--- START Provided information ---
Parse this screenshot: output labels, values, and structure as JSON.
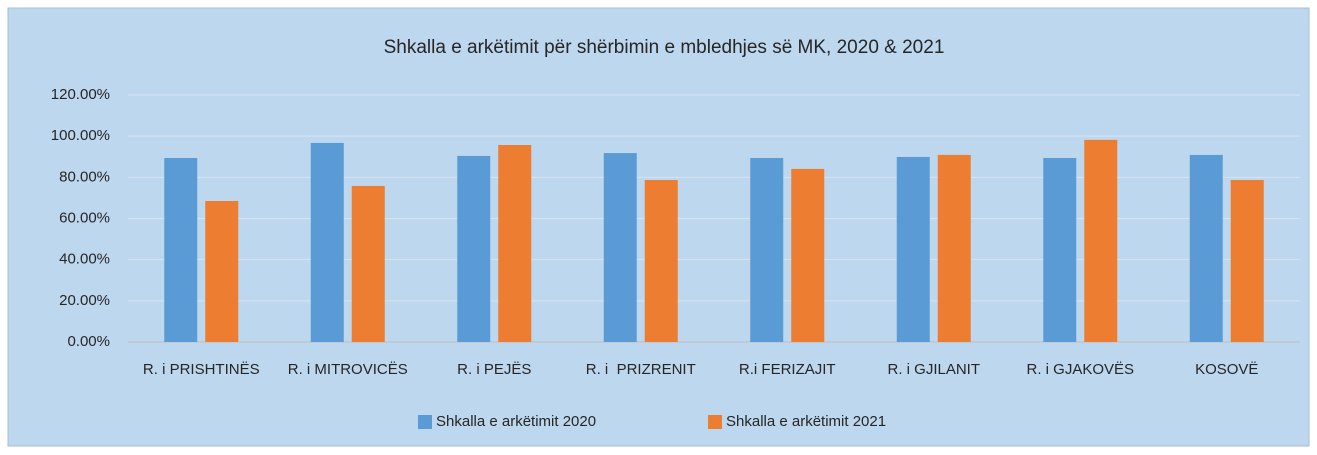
{
  "chart_data": {
    "type": "bar",
    "title": "Shkalla e arkëtimit për shërbimin e mbledhjes së MK, 2020 & 2021",
    "categories": [
      "R. i PRISHTINËS",
      "R. i MITROVICËS",
      "R. i PEJËS",
      "R. i  PRIZRENIT",
      "R.i FERIZAJIT",
      "R. i GJILANIT",
      "R. i GJAKOVËS",
      "KOSOVË"
    ],
    "series": [
      {
        "name": "Shkalla e arkëtimit 2020",
        "color": "#5b9bd5",
        "values": [
          89.4,
          96.7,
          90.4,
          91.8,
          89.4,
          89.9,
          89.4,
          90.9
        ]
      },
      {
        "name": "Shkalla e arkëtimit 2021",
        "color": "#ed7d31",
        "values": [
          68.5,
          75.8,
          95.7,
          78.7,
          84.1,
          90.9,
          98.2,
          78.7
        ]
      }
    ],
    "ylim": [
      0,
      120
    ],
    "yticks": [
      {
        "value": 0,
        "label": "0.00%"
      },
      {
        "value": 20,
        "label": "20.00%"
      },
      {
        "value": 40,
        "label": "40.00%"
      },
      {
        "value": 60,
        "label": "60.00%"
      },
      {
        "value": 80,
        "label": "80.00%"
      },
      {
        "value": 100,
        "label": "100.00%"
      },
      {
        "value": 120,
        "label": "120.00%"
      }
    ],
    "grid": true,
    "legend": "bottom"
  }
}
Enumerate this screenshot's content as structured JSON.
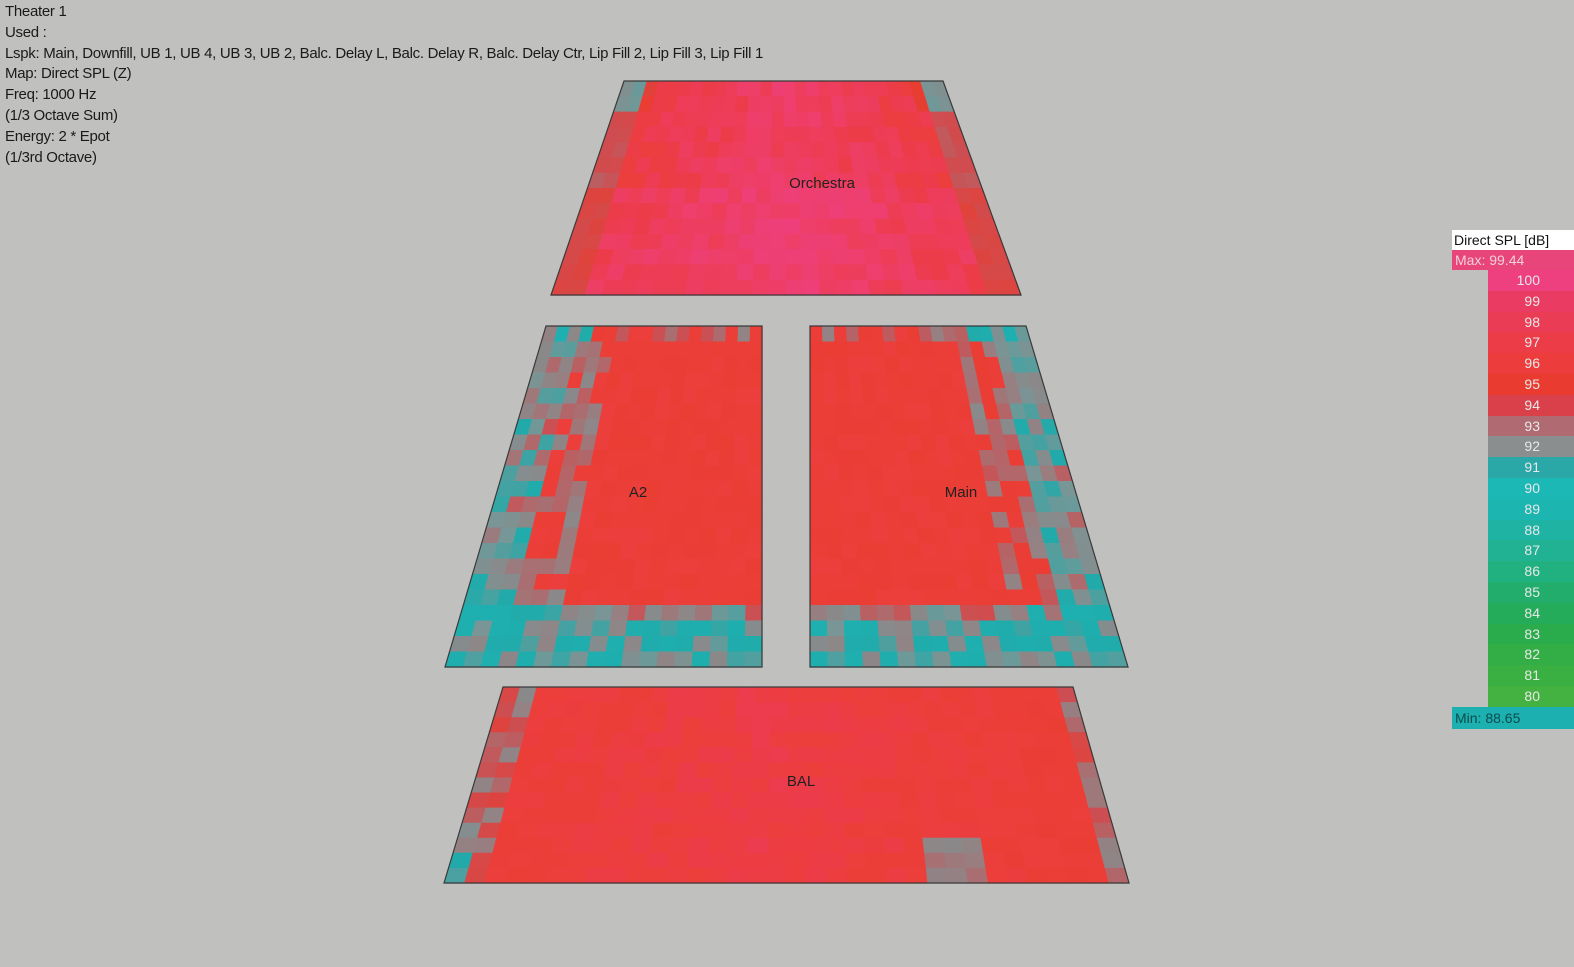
{
  "info": {
    "title": "Theater 1",
    "used": "Used :",
    "lspk": "Lspk: Main, Downfill, UB 1, UB 4, UB 3, UB 2, Balc. Delay L, Balc. Delay R, Balc. Delay Ctr, Lip Fill 2, Lip Fill 3, Lip Fill 1",
    "map": "Map: Direct SPL (Z)",
    "freq": "Freq: 1000 Hz",
    "sum": "(1/3 Octave Sum)",
    "energy": "Energy: 2 * Epot",
    "octave": "(1/3rd Octave)"
  },
  "legend": {
    "title": "Direct SPL [dB]",
    "max_label": "Max: 99.44",
    "min_label": "Min: 88.65",
    "max_color": "#e8457a",
    "min_color": "#1cb0b0",
    "ticks": [
      {
        "v": "100",
        "c": "#ee3f7e"
      },
      {
        "v": "99",
        "c": "#ea3c62"
      },
      {
        "v": "98",
        "c": "#ea3d55"
      },
      {
        "v": "97",
        "c": "#ec3c48"
      },
      {
        "v": "96",
        "c": "#ec3d3c"
      },
      {
        "v": "95",
        "c": "#e93b30"
      },
      {
        "v": "94",
        "c": "#d9404a"
      },
      {
        "v": "93",
        "c": "#b06a72"
      },
      {
        "v": "92",
        "c": "#8b8e8e"
      },
      {
        "v": "91",
        "c": "#2aa8a8"
      },
      {
        "v": "90",
        "c": "#1cb8b6"
      },
      {
        "v": "89",
        "c": "#1db5b0"
      },
      {
        "v": "88",
        "c": "#1fb3a4"
      },
      {
        "v": "87",
        "c": "#21b294"
      },
      {
        "v": "86",
        "c": "#21b080"
      },
      {
        "v": "85",
        "c": "#22ad6c"
      },
      {
        "v": "84",
        "c": "#25ac5a"
      },
      {
        "v": "83",
        "c": "#2aac4c"
      },
      {
        "v": "82",
        "c": "#33ae46"
      },
      {
        "v": "81",
        "c": "#3bb042"
      },
      {
        "v": "80",
        "c": "#44b240"
      }
    ]
  },
  "chart_data": {
    "type": "heatmap",
    "metric": "Direct SPL [dB]",
    "range": {
      "max": 99.44,
      "min": 88.65
    },
    "zones": [
      {
        "name": "Orchestra",
        "typical_spl": 97,
        "peak_spl": 99,
        "edge_spl": 93
      },
      {
        "name": "A2",
        "typical_spl": 96,
        "edge_spl": 92,
        "front_row_spl": 90
      },
      {
        "name": "Main",
        "typical_spl": 96,
        "edge_spl": 92,
        "front_row_spl": 90
      },
      {
        "name": "BAL",
        "typical_spl": 96,
        "peak_spl": 97,
        "edge_spl": 93
      }
    ]
  }
}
--- END Provided information ---
▶ Instructions to follow:
Images do not belong in the copy; reproduce all other parts of the records above verbatim.

▶ Output below:
Parse this screenshot: output labels, values, and structure as JSON.
{
  "chart_data": {
    "type": "bar",
    "title": "Shkalla e arkëtimit për shërbimin e mbledhjes së MK, 2020 & 2021",
    "categories": [
      "R. i PRISHTINËS",
      "R. i MITROVICËS",
      "R. i PEJËS",
      "R. i  PRIZRENIT",
      "R.i FERIZAJIT",
      "R. i GJILANIT",
      "R. i GJAKOVËS",
      "KOSOVË"
    ],
    "series": [
      {
        "name": "Shkalla e arkëtimit 2020",
        "color": "#5b9bd5",
        "values": [
          89.4,
          96.7,
          90.4,
          91.8,
          89.4,
          89.9,
          89.4,
          90.9
        ]
      },
      {
        "name": "Shkalla e arkëtimit 2021",
        "color": "#ed7d31",
        "values": [
          68.5,
          75.8,
          95.7,
          78.7,
          84.1,
          90.9,
          98.2,
          78.7
        ]
      }
    ],
    "ylim": [
      0,
      120
    ],
    "yticks": [
      {
        "value": 0,
        "label": "0.00%"
      },
      {
        "value": 20,
        "label": "20.00%"
      },
      {
        "value": 40,
        "label": "40.00%"
      },
      {
        "value": 60,
        "label": "60.00%"
      },
      {
        "value": 80,
        "label": "80.00%"
      },
      {
        "value": 100,
        "label": "100.00%"
      },
      {
        "value": 120,
        "label": "120.00%"
      }
    ],
    "grid": true,
    "legend": "bottom"
  }
}
Enumerate this screenshot's content as structured JSON.
{
  "info": {
    "title": "Theater 1",
    "used": "Used :",
    "lspk": "Lspk: Main, Downfill, UB 1, UB 4, UB 3, UB 2, Balc. Delay L, Balc. Delay R, Balc. Delay Ctr, Lip Fill 2, Lip Fill 3, Lip Fill 1",
    "map": "Map: Direct SPL (Z)",
    "freq": "Freq: 1000 Hz",
    "sum": "(1/3 Octave Sum)",
    "energy": "Energy: 2 * Epot",
    "octave": "(1/3rd Octave)"
  },
  "legend": {
    "title": "Direct SPL [dB]",
    "max_label": "Max: 99.44",
    "min_label": "Min: 88.65",
    "max_color": "#e8457a",
    "min_color": "#1cb0b0",
    "ticks": [
      {
        "v": "100",
        "c": "#ee3f7e"
      },
      {
        "v": "99",
        "c": "#ea3c62"
      },
      {
        "v": "98",
        "c": "#ea3d55"
      },
      {
        "v": "97",
        "c": "#ec3c48"
      },
      {
        "v": "96",
        "c": "#ec3d3c"
      },
      {
        "v": "95",
        "c": "#e93b30"
      },
      {
        "v": "94",
        "c": "#d9404a"
      },
      {
        "v": "93",
        "c": "#b06a72"
      },
      {
        "v": "92",
        "c": "#8b8e8e"
      },
      {
        "v": "91",
        "c": "#2aa8a8"
      },
      {
        "v": "90",
        "c": "#1cb8b6"
      },
      {
        "v": "89",
        "c": "#1db5b0"
      },
      {
        "v": "88",
        "c": "#1fb3a4"
      },
      {
        "v": "87",
        "c": "#21b294"
      },
      {
        "v": "86",
        "c": "#21b080"
      },
      {
        "v": "85",
        "c": "#22ad6c"
      },
      {
        "v": "84",
        "c": "#25ac5a"
      },
      {
        "v": "83",
        "c": "#2aac4c"
      },
      {
        "v": "82",
        "c": "#33ae46"
      },
      {
        "v": "81",
        "c": "#3bb042"
      },
      {
        "v": "80",
        "c": "#44b240"
      }
    ]
  },
  "chart_data": {
    "type": "heatmap",
    "metric": "Direct SPL [dB]",
    "range": {
      "max": 99.44,
      "min": 88.65
    },
    "zones": [
      {
        "name": "Orchestra",
        "typical_spl": 97,
        "peak_spl": 99,
        "edge_spl": 93
      },
      {
        "name": "A2",
        "typical_spl": 96,
        "edge_spl": 92,
        "front_row_spl": 90
      },
      {
        "name": "Main",
        "typical_spl": 96,
        "edge_spl": 92,
        "front_row_spl": 90
      },
      {
        "name": "BAL",
        "typical_spl": 96,
        "peak_spl": 97,
        "edge_spl": 93
      }
    ]
  }
}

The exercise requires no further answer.